- DESCRIPTION OF THE TASK
Repeat the whole listing exactly.

- Items from a dataset
::::
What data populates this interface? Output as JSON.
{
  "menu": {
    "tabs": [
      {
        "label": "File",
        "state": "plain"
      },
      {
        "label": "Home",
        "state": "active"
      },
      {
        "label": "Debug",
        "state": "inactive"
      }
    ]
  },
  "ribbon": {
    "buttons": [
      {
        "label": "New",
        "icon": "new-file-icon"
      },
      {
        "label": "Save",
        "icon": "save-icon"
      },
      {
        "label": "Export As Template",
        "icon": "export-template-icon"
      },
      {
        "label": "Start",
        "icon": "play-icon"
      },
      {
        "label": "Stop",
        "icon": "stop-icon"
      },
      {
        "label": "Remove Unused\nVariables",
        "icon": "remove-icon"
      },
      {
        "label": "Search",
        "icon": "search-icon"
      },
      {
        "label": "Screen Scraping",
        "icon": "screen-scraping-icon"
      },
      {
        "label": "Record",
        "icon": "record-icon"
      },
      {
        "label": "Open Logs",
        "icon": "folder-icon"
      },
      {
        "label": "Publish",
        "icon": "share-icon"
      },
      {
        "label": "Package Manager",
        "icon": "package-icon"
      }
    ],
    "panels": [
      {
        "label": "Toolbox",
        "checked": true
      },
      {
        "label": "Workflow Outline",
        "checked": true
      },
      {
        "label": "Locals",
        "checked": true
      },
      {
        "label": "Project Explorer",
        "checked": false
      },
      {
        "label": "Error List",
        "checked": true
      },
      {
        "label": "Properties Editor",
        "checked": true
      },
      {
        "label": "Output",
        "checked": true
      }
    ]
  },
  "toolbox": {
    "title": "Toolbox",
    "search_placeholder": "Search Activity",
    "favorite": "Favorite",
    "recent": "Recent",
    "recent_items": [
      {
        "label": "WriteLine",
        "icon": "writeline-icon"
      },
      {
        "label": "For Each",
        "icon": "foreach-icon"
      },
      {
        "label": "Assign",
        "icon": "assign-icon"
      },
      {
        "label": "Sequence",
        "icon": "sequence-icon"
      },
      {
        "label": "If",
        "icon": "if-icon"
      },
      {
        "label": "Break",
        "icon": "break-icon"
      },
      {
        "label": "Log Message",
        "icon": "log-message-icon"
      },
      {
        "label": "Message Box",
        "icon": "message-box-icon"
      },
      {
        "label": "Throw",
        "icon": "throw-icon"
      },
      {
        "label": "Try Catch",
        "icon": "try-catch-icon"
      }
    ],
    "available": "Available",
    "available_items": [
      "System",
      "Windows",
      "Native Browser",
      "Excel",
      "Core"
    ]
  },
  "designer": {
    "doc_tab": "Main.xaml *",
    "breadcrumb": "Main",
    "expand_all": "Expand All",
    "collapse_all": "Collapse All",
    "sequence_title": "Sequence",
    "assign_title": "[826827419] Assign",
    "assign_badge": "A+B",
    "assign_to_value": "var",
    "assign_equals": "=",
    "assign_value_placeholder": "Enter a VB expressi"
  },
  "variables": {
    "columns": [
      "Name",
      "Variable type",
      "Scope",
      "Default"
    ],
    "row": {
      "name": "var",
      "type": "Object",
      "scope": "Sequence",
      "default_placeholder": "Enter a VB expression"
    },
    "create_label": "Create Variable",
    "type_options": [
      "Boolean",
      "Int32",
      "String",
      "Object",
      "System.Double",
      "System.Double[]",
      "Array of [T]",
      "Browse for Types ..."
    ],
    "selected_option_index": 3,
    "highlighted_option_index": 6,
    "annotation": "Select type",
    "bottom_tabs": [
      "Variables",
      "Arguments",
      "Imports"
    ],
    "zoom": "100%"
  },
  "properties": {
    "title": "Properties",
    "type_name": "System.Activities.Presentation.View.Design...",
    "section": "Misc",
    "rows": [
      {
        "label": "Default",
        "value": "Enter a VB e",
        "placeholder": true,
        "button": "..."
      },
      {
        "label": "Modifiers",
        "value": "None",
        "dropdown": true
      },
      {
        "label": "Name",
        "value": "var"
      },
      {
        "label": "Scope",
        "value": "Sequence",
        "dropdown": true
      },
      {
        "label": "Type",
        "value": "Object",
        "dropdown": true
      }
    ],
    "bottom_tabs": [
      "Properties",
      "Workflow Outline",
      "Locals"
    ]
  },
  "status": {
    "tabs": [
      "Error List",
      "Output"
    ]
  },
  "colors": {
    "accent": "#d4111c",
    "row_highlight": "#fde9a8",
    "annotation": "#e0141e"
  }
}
::::
- SOLVED EXERCISE
What data populates this interface? Output as JSON.
{
  "menu": {
    "tabs": [
      {
        "label": "File",
        "state": "plain"
      },
      {
        "label": "Home",
        "state": "active"
      },
      {
        "label": "Debug",
        "state": "inactive"
      }
    ]
  },
  "ribbon": {
    "buttons": [
      {
        "label": "New",
        "icon": "new-file-icon"
      },
      {
        "label": "Save",
        "icon": "save-icon"
      },
      {
        "label": "Export As Template",
        "icon": "export-template-icon"
      },
      {
        "label": "Start",
        "icon": "play-icon"
      },
      {
        "label": "Stop",
        "icon": "stop-icon"
      },
      {
        "label": "Remove Unused\nVariables",
        "icon": "remove-icon"
      },
      {
        "label": "Search",
        "icon": "search-icon"
      },
      {
        "label": "Screen Scraping",
        "icon": "screen-scraping-icon"
      },
      {
        "label": "Record",
        "icon": "record-icon"
      },
      {
        "label": "Open Logs",
        "icon": "folder-icon"
      },
      {
        "label": "Publish",
        "icon": "share-icon"
      },
      {
        "label": "Package Manager",
        "icon": "package-icon"
      }
    ],
    "panels": [
      {
        "label": "Toolbox",
        "checked": true
      },
      {
        "label": "Workflow Outline",
        "checked": true
      },
      {
        "label": "Locals",
        "checked": true
      },
      {
        "label": "Project Explorer",
        "checked": false
      },
      {
        "label": "Error List",
        "checked": true
      },
      {
        "label": "Properties Editor",
        "checked": true
      },
      {
        "label": "Output",
        "checked": true
      }
    ]
  },
  "toolbox": {
    "title": "Toolbox",
    "search_placeholder": "Search Activity",
    "favorite": "Favorite",
    "recent": "Recent",
    "recent_items": [
      {
        "label": "WriteLine",
        "icon": "writeline-icon"
      },
      {
        "label": "For Each",
        "icon": "foreach-icon"
      },
      {
        "label": "Assign",
        "icon": "assign-icon"
      },
      {
        "label": "Sequence",
        "icon": "sequence-icon"
      },
      {
        "label": "If",
        "icon": "if-icon"
      },
      {
        "label": "Break",
        "icon": "break-icon"
      },
      {
        "label": "Log Message",
        "icon": "log-message-icon"
      },
      {
        "label": "Message Box",
        "icon": "message-box-icon"
      },
      {
        "label": "Throw",
        "icon": "throw-icon"
      },
      {
        "label": "Try Catch",
        "icon": "try-catch-icon"
      }
    ],
    "available": "Available",
    "available_items": [
      "System",
      "Windows",
      "Native Browser",
      "Excel",
      "Core"
    ]
  },
  "designer": {
    "doc_tab": "Main.xaml *",
    "breadcrumb": "Main",
    "expand_all": "Expand All",
    "collapse_all": "Collapse All",
    "sequence_title": "Sequence",
    "assign_title": "[826827419] Assign",
    "assign_badge": "A+B",
    "assign_to_value": "var",
    "assign_equals": "=",
    "assign_value_placeholder": "Enter a VB expressi"
  },
  "variables": {
    "columns": [
      "Name",
      "Variable type",
      "Scope",
      "Default"
    ],
    "row": {
      "name": "var",
      "type": "Object",
      "scope": "Sequence",
      "default_placeholder": "Enter a VB expression"
    },
    "create_label": "Create Variable",
    "type_options": [
      "Boolean",
      "Int32",
      "String",
      "Object",
      "System.Double",
      "System.Double[]",
      "Array of [T]",
      "Browse for Types ..."
    ],
    "selected_option_index": 3,
    "highlighted_option_index": 6,
    "annotation": "Select type",
    "bottom_tabs": [
      "Variables",
      "Arguments",
      "Imports"
    ],
    "zoom": "100%"
  },
  "properties": {
    "title": "Properties",
    "type_name": "System.Activities.Presentation.View.Design...",
    "section": "Misc",
    "rows": [
      {
        "label": "Default",
        "value": "Enter a VB e",
        "placeholder": true,
        "button": "..."
      },
      {
        "label": "Modifiers",
        "value": "None",
        "dropdown": true
      },
      {
        "label": "Name",
        "value": "var"
      },
      {
        "label": "Scope",
        "value": "Sequence",
        "dropdown": true
      },
      {
        "label": "Type",
        "value": "Object",
        "dropdown": true
      }
    ],
    "bottom_tabs": [
      "Properties",
      "Workflow Outline",
      "Locals"
    ]
  },
  "status": {
    "tabs": [
      "Error List",
      "Output"
    ]
  },
  "colors": {
    "accent": "#d4111c",
    "row_highlight": "#fde9a8",
    "annotation": "#e0141e"
  }
}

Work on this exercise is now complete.